AIM OF THE EXERCISE: From the entries below, gather each line containing the word "Stallard".

DATA SHOWN:
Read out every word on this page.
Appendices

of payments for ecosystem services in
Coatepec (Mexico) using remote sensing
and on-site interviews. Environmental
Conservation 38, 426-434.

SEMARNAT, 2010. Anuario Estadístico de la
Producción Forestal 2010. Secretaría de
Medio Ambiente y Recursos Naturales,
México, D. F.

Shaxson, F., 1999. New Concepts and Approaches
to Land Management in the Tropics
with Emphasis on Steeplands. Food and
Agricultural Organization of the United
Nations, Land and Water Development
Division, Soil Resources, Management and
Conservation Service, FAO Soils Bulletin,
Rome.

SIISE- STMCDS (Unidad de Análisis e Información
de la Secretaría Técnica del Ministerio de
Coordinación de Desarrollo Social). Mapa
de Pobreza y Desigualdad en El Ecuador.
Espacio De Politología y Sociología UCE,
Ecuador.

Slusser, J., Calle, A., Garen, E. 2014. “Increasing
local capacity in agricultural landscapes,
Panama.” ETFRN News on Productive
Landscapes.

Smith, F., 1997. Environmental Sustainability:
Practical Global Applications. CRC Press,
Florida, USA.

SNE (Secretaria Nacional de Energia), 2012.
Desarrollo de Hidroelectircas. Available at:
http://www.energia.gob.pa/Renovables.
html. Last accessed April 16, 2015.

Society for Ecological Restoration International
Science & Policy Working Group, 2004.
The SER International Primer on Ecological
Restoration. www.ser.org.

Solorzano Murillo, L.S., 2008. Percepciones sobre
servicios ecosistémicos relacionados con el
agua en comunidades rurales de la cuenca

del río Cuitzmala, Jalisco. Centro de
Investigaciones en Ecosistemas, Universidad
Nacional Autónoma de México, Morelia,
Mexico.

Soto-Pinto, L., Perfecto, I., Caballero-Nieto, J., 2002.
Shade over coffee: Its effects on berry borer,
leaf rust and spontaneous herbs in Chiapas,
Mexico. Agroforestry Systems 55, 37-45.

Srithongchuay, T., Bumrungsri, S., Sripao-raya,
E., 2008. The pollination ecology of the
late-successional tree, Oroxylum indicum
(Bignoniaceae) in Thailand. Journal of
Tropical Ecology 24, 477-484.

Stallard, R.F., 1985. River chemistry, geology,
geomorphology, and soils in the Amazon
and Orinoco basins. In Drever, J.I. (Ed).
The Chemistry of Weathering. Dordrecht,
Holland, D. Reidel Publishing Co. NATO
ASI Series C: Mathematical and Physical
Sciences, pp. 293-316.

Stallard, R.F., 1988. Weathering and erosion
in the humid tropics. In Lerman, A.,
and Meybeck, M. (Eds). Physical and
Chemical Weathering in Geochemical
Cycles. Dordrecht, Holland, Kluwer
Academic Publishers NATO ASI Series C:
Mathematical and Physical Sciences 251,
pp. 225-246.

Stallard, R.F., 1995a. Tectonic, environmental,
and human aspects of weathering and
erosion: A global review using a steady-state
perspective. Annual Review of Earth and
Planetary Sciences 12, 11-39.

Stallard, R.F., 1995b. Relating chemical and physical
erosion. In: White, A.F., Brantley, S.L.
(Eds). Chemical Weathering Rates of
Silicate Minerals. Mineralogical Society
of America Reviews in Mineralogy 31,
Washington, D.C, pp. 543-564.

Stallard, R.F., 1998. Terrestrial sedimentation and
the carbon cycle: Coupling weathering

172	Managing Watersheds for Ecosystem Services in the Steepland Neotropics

SOLUTION FOR THIS TASK:
Stallard, R.F., 1985. River chemistry, geology,
Stallard, R.F., 1988. Weathering and erosion
Stallard, R.F., 1995a. Tectonic, environmental,
Stallard, R.F., 1995b. Relating chemical and physical
Stallard, R.F., 1998. Terrestrial sedimentation and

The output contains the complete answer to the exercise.